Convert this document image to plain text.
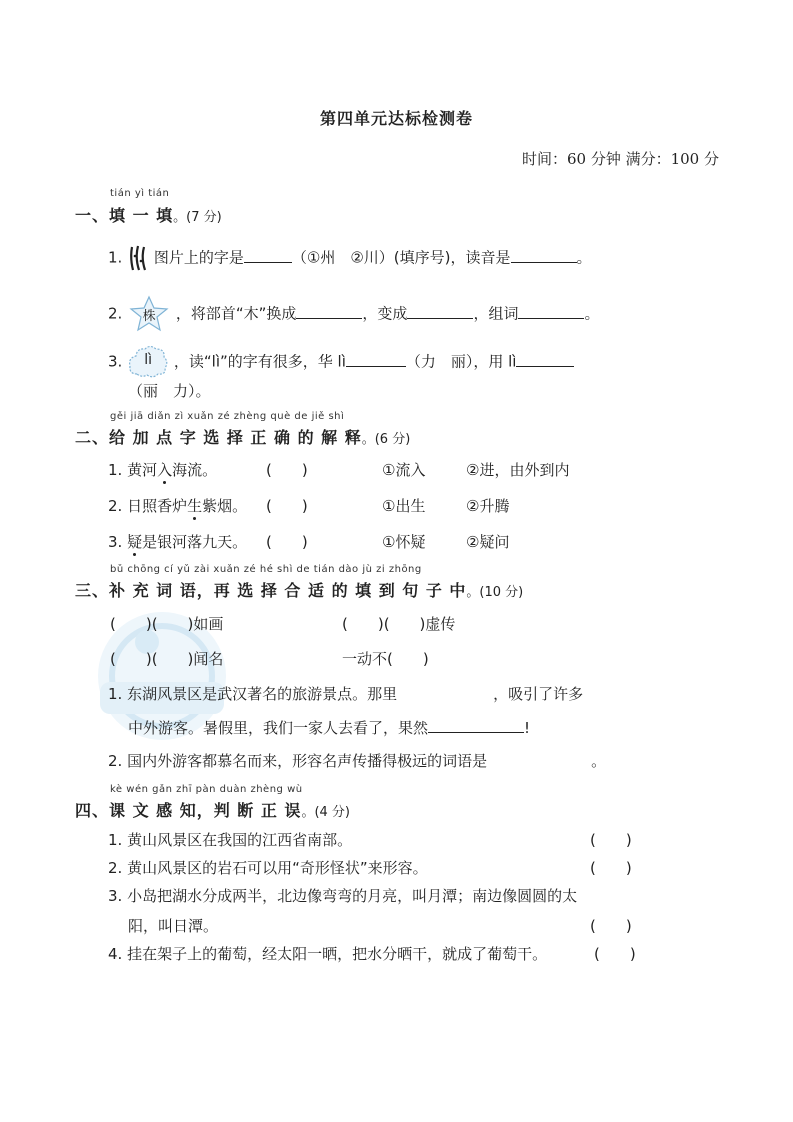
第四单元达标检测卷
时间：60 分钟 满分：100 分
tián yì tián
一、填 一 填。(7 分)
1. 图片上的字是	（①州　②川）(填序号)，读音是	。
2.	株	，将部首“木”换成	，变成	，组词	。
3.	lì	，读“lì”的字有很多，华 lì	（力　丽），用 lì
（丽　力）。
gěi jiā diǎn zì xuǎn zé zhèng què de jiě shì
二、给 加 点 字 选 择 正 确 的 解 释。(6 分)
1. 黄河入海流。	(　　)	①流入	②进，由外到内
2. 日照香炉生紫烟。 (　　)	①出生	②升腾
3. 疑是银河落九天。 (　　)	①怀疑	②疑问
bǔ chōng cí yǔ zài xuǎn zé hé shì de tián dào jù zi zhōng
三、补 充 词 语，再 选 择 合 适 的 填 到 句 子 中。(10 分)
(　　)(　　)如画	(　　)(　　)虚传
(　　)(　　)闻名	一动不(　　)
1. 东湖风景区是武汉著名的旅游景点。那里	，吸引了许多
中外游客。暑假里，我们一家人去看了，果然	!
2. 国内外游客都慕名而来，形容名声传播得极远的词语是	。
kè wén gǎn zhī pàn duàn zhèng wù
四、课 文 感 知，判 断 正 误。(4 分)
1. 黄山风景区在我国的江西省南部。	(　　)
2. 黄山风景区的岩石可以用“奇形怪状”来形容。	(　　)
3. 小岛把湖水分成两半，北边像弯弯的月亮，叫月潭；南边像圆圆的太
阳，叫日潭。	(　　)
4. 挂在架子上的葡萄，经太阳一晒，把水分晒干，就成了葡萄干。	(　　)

■ ■ ■

▶ _Problem statement_:
Give back the entries verbatim. Do not include any picture.

▶ _In response_:
Convert this document image to plain text.
第四单元达标检测卷
时间：60 分钟 满分：100 分
tián yì tián
一、填 一 填。(7 分)
1. 图片上的字是	（①州　②川）(填序号)，读音是	。
2.	株	，将部首“木”换成	，变成	，组词	。
3.	lì	，读“lì”的字有很多，华 lì	（力　丽），用 lì
（丽　力）。
gěi jiā diǎn zì xuǎn zé zhèng què de jiě shì
二、给 加 点 字 选 择 正 确 的 解 释。(6 分)
1. 黄河入海流。	(　　)	①流入	②进，由外到内
2. 日照香炉生紫烟。 (　　)	①出生	②升腾
3. 疑是银河落九天。 (　　)	①怀疑	②疑问
bǔ chōng cí yǔ zài xuǎn zé hé shì de tián dào jù zi zhōng
三、补 充 词 语，再 选 择 合 适 的 填 到 句 子 中。(10 分)
(　　)(　　)如画	(　　)(　　)虚传
(　　)(　　)闻名	一动不(　　)
1. 东湖风景区是武汉著名的旅游景点。那里	，吸引了许多
中外游客。暑假里，我们一家人去看了，果然	!
2. 国内外游客都慕名而来，形容名声传播得极远的词语是	。
kè wén gǎn zhī pàn duàn zhèng wù
四、课 文 感 知，判 断 正 误。(4 分)
1. 黄山风景区在我国的江西省南部。	(　　)
2. 黄山风景区的岩石可以用“奇形怪状”来形容。	(　　)
3. 小岛把湖水分成两半，北边像弯弯的月亮，叫月潭；南边像圆圆的太
阳，叫日潭。	(　　)
4. 挂在架子上的葡萄，经太阳一晒，把水分晒干，就成了葡萄干。	(　　)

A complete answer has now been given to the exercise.